▸ **Given task**
Locate the string "быть" throughout the material and copy every line in which it occurs.

▸ **Exercise data**
________________________
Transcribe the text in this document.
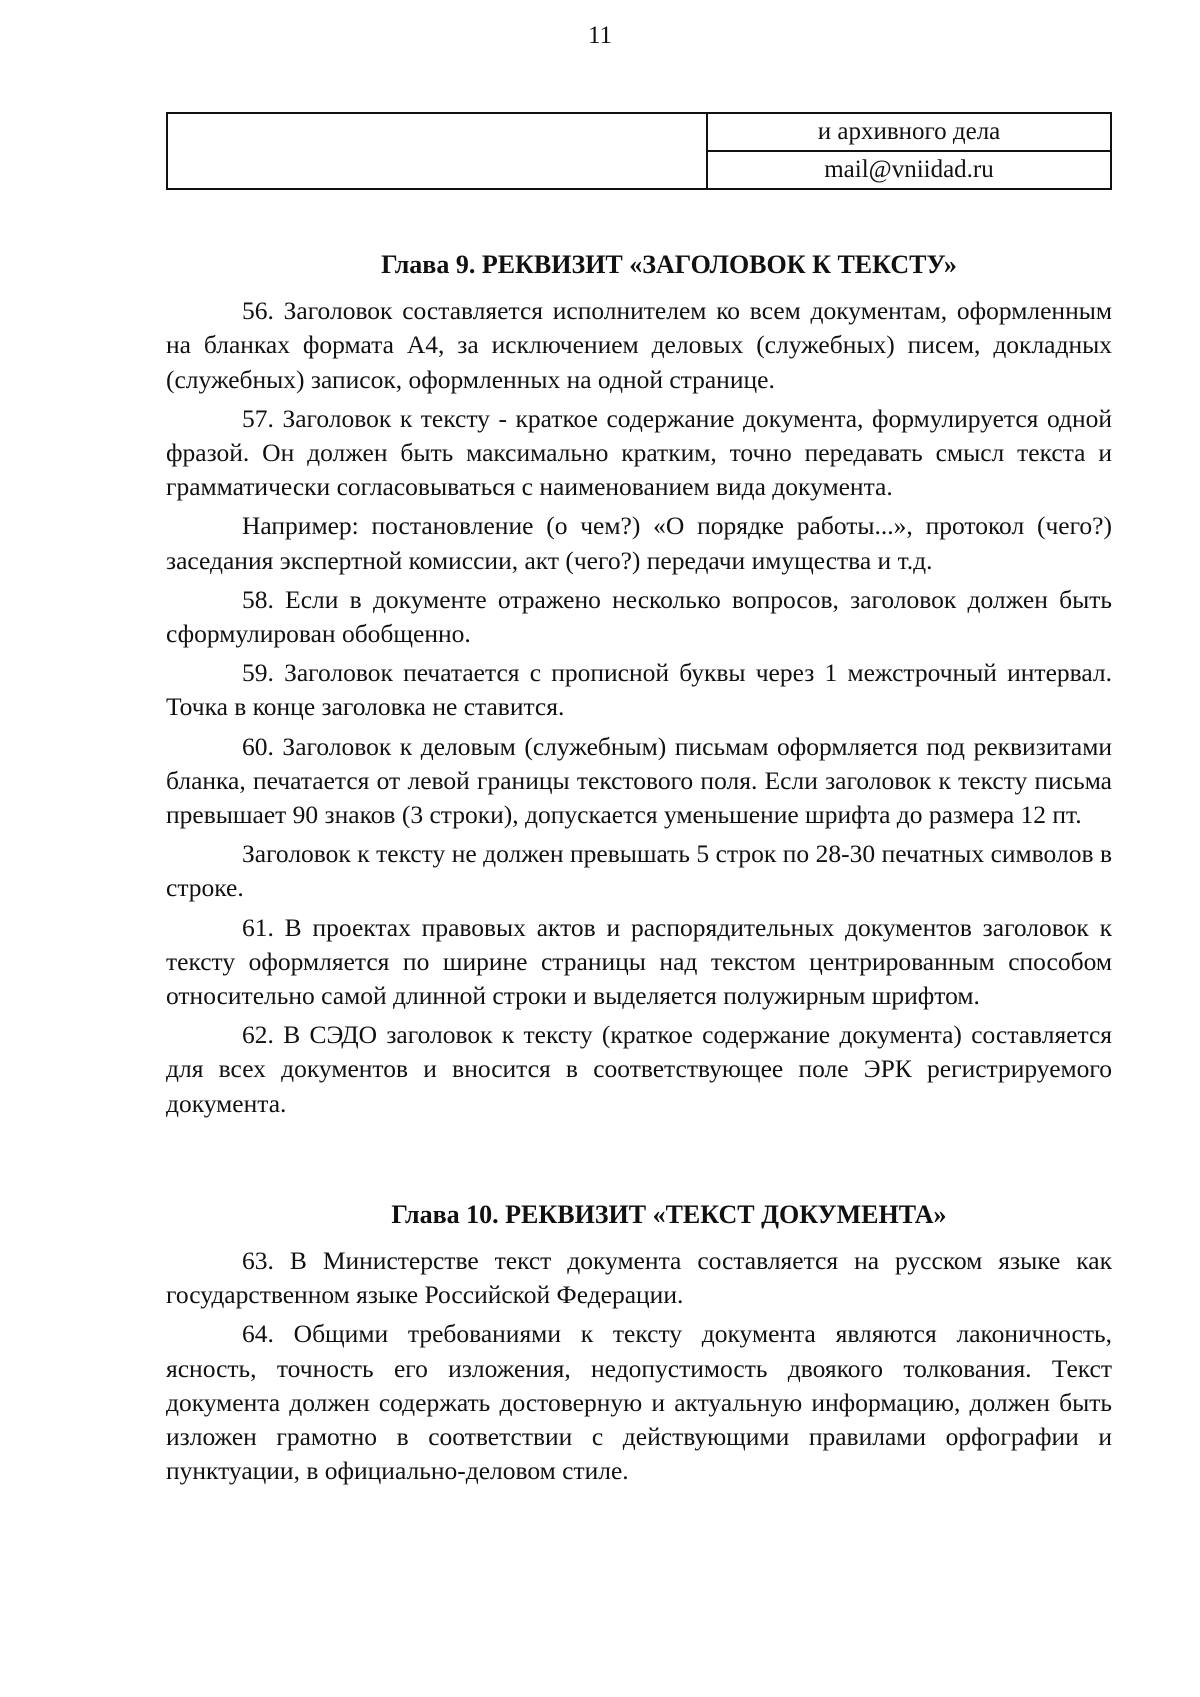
11
	и архивного дела
mail@vniidad.ru
Глава 9. РЕКВИЗИТ «ЗАГОЛОВОК К ТЕКСТУ»

56. Заголовок составляется исполнителем ко всем документам, оформленным на бланках формата А4, за исключением деловых (служебных) писем, докладных (служебных) записок, оформленных на одной странице.

57. Заголовок к тексту - краткое содержание документа, формулируется одной фразой. Он должен быть максимально кратким, точно передавать смысл текста и грамматически согласовываться с наименованием вида документа.

Например: постановление (о чем?) «О порядке работы...», протокол (чего?) заседания экспертной комиссии, акт (чего?) передачи имущества и т.д.

58. Если в документе отражено несколько вопросов, заголовок должен быть сформулирован обобщенно.

59. Заголовок печатается с прописной буквы через 1 межстрочный интервал. Точка в конце заголовка не ставится.

60. Заголовок к деловым (служебным) письмам оформляется под реквизитами бланка, печатается от левой границы текстового поля. Если заголовок к тексту письма превышает 90 знаков (3 строки), допускается уменьшение шрифта до размера 12 пт.

Заголовок к тексту не должен превышать 5 строк по 28-30 печатных символов в строке.

61. В проектах правовых актов и распорядительных документов заголовок к тексту оформляется по ширине страницы над текстом центрированным способом относительно самой длинной строки и выделяется полужирным шрифтом.

62. В СЭДО заголовок к тексту (краткое содержание документа) составляется для всех документов и вносится в соответствующее поле ЭРК регистрируемого документа.

Глава 10. РЕКВИЗИТ «ТЕКСТ ДОКУМЕНТА»

63. В Министерстве текст документа составляется на русском языке как государственном языке Российской Федерации.

64. Общими требованиями к тексту документа являются лаконичность, ясность, точность его изложения, недопустимость двоякого толкования. Текст документа должен содержать достоверную и актуальную информацию, должен быть изложен грамотно в соответствии с действующими правилами орфографии и пунктуации, в официально-деловом стиле.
________________________
▸ **Correct response**
57. Заголовок к тексту - краткое содержание документа, формулируется одной фразой. Он должен быть максимально кратким, точно передавать смысл текста и грамматически согласовываться с наименованием вида документа.
58. Если в документе отражено несколько вопросов, заголовок должен быть сформулирован обобщенно.
64. Общими требованиями к тексту документа являются лаконичность, ясность, точность его изложения, недопустимость двоякого толкования. Текст документа должен содержать достоверную и актуальную информацию, должен быть изложен грамотно в соответствии с действующими правилами орфографии и пунктуации, в официально-деловом стиле.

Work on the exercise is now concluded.